DATA ROWS:
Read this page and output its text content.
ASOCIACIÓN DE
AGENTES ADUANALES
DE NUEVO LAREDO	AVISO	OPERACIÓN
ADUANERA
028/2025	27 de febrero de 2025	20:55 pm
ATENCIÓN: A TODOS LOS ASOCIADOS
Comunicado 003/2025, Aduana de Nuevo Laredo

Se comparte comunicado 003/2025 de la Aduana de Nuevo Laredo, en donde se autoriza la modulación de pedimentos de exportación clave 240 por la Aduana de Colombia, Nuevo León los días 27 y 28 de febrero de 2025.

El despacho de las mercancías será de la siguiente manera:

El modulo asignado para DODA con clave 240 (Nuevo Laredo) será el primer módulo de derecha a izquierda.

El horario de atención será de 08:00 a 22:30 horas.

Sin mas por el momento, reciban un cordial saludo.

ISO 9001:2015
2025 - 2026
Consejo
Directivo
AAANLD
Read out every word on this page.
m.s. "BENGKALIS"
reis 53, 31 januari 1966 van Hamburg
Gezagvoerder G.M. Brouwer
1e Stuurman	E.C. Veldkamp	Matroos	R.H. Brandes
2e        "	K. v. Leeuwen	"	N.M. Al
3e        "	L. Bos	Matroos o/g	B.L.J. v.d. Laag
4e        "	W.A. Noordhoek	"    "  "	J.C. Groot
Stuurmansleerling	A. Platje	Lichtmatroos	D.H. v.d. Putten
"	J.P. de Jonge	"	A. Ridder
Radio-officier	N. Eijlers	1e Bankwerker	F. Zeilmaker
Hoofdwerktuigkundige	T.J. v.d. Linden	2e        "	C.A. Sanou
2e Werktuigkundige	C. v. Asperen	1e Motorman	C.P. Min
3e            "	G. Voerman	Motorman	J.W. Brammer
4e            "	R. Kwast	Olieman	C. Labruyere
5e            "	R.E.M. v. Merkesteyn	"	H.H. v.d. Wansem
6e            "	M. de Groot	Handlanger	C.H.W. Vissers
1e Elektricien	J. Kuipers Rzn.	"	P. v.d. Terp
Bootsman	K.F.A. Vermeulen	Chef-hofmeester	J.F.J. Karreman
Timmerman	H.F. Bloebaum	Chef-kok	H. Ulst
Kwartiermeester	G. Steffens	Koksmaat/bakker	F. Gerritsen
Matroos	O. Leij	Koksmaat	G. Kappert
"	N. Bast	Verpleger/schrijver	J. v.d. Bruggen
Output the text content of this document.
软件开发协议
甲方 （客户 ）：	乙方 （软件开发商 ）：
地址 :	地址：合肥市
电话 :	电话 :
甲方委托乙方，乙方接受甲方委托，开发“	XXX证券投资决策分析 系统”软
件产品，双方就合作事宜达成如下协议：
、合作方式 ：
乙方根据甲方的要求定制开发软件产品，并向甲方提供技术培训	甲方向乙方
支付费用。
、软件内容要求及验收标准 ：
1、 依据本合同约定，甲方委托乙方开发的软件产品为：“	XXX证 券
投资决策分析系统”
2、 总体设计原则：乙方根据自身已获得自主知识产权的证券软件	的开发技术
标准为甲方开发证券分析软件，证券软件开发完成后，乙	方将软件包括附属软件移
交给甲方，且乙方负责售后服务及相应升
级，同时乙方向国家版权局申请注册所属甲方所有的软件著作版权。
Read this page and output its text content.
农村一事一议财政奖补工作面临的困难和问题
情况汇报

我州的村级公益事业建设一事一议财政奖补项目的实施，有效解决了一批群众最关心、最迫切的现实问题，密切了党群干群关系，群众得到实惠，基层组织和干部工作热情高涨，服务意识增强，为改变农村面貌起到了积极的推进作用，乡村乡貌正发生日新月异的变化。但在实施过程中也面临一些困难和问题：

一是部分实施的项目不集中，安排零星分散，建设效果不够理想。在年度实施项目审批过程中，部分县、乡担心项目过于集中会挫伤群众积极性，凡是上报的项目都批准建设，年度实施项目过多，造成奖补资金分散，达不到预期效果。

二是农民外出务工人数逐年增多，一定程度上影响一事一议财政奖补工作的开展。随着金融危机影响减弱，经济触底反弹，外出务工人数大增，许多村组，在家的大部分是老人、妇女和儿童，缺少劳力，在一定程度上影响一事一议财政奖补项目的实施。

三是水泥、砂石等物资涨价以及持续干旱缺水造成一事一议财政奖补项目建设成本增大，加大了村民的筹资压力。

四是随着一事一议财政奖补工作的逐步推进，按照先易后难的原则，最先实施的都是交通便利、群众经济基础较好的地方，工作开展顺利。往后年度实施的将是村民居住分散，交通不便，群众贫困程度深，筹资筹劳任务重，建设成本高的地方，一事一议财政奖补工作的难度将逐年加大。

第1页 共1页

WORK TO DO:
Reproduce the full listing word for word.

THE ANSWER:
Read this page and output its text content.
ASOCIACIÓN DE
AGENTES ADUANALES
DE NUEVO LAREDO	AVISO	OPERACIÓN
ADUANERA
028/2025	27 de febrero de 2025	20:55 pm
ATENCIÓN: A TODOS LOS ASOCIADOS
Comunicado 003/2025, Aduana de Nuevo Laredo

Se comparte comunicado 003/2025 de la Aduana de Nuevo Laredo, en donde se autoriza la modulación de pedimentos de exportación clave 240 por la Aduana de Colombia, Nuevo León los días 27 y 28 de febrero de 2025.

El despacho de las mercancías será de la siguiente manera:

El modulo asignado para DODA con clave 240 (Nuevo Laredo) será el primer módulo de derecha a izquierda.

El horario de atención será de 08:00 a 22:30 horas.

Sin mas por el momento, reciban un cordial saludo.

ISO 9001:2015
2025 - 2026
Consejo
Directivo
AAANLD
Read out every word on this page.
m.s. "BENGKALIS"
reis 53, 31 januari 1966 van Hamburg
Gezagvoerder G.M. Brouwer
1e Stuurman	E.C. Veldkamp	Matroos	R.H. Brandes
2e        "	K. v. Leeuwen	"	N.M. Al
3e        "	L. Bos	Matroos o/g	B.L.J. v.d. Laag
4e        "	W.A. Noordhoek	"    "  "	J.C. Groot
Stuurmansleerling	A. Platje	Lichtmatroos	D.H. v.d. Putten
"	J.P. de Jonge	"	A. Ridder
Radio-officier	N. Eijlers	1e Bankwerker	F. Zeilmaker
Hoofdwerktuigkundige	T.J. v.d. Linden	2e        "	C.A. Sanou
2e Werktuigkundige	C. v. Asperen	1e Motorman	C.P. Min
3e            "	G. Voerman	Motorman	J.W. Brammer
4e            "	R. Kwast	Olieman	C. Labruyere
5e            "	R.E.M. v. Merkesteyn	"	H.H. v.d. Wansem
6e            "	M. de Groot	Handlanger	C.H.W. Vissers
1e Elektricien	J. Kuipers Rzn.	"	P. v.d. Terp
Bootsman	K.F.A. Vermeulen	Chef-hofmeester	J.F.J. Karreman
Timmerman	H.F. Bloebaum	Chef-kok	H. Ulst
Kwartiermeester	G. Steffens	Koksmaat/bakker	F. Gerritsen
Matroos	O. Leij	Koksmaat	G. Kappert
"	N. Bast	Verpleger/schrijver	J. v.d. Bruggen
Output the text content of this document.
软件开发协议
甲方 （客户 ）：	乙方 （软件开发商 ）：
地址 :	地址：合肥市
电话 :	电话 :
甲方委托乙方，乙方接受甲方委托，开发“	XXX证券投资决策分析 系统”软
件产品，双方就合作事宜达成如下协议：
、合作方式 ：
乙方根据甲方的要求定制开发软件产品，并向甲方提供技术培训	甲方向乙方
支付费用。
、软件内容要求及验收标准 ：
1、 依据本合同约定，甲方委托乙方开发的软件产品为：“	XXX证 券
投资决策分析系统”
2、 总体设计原则：乙方根据自身已获得自主知识产权的证券软件	的开发技术
标准为甲方开发证券分析软件，证券软件开发完成后，乙	方将软件包括附属软件移
交给甲方，且乙方负责售后服务及相应升
级，同时乙方向国家版权局申请注册所属甲方所有的软件著作版权。
Read this page and output its text content.
农村一事一议财政奖补工作面临的困难和问题
情况汇报

我州的村级公益事业建设一事一议财政奖补项目的实施，有效解决了一批群众最关心、最迫切的现实问题，密切了党群干群关系，群众得到实惠，基层组织和干部工作热情高涨，服务意识增强，为改变农村面貌起到了积极的推进作用，乡村乡貌正发生日新月异的变化。但在实施过程中也面临一些困难和问题：

一是部分实施的项目不集中，安排零星分散，建设效果不够理想。在年度实施项目审批过程中，部分县、乡担心项目过于集中会挫伤群众积极性，凡是上报的项目都批准建设，年度实施项目过多，造成奖补资金分散，达不到预期效果。

二是农民外出务工人数逐年增多，一定程度上影响一事一议财政奖补工作的开展。随着金融危机影响减弱，经济触底反弹，外出务工人数大增，许多村组，在家的大部分是老人、妇女和儿童，缺少劳力，在一定程度上影响一事一议财政奖补项目的实施。

三是水泥、砂石等物资涨价以及持续干旱缺水造成一事一议财政奖补项目建设成本增大，加大了村民的筹资压力。

四是随着一事一议财政奖补工作的逐步推进，按照先易后难的原则，最先实施的都是交通便利、群众经济基础较好的地方，工作开展顺利。往后年度实施的将是村民居住分散，交通不便，群众贫困程度深，筹资筹劳任务重，建设成本高的地方，一事一议财政奖补工作的难度将逐年加大。

第1页 共1页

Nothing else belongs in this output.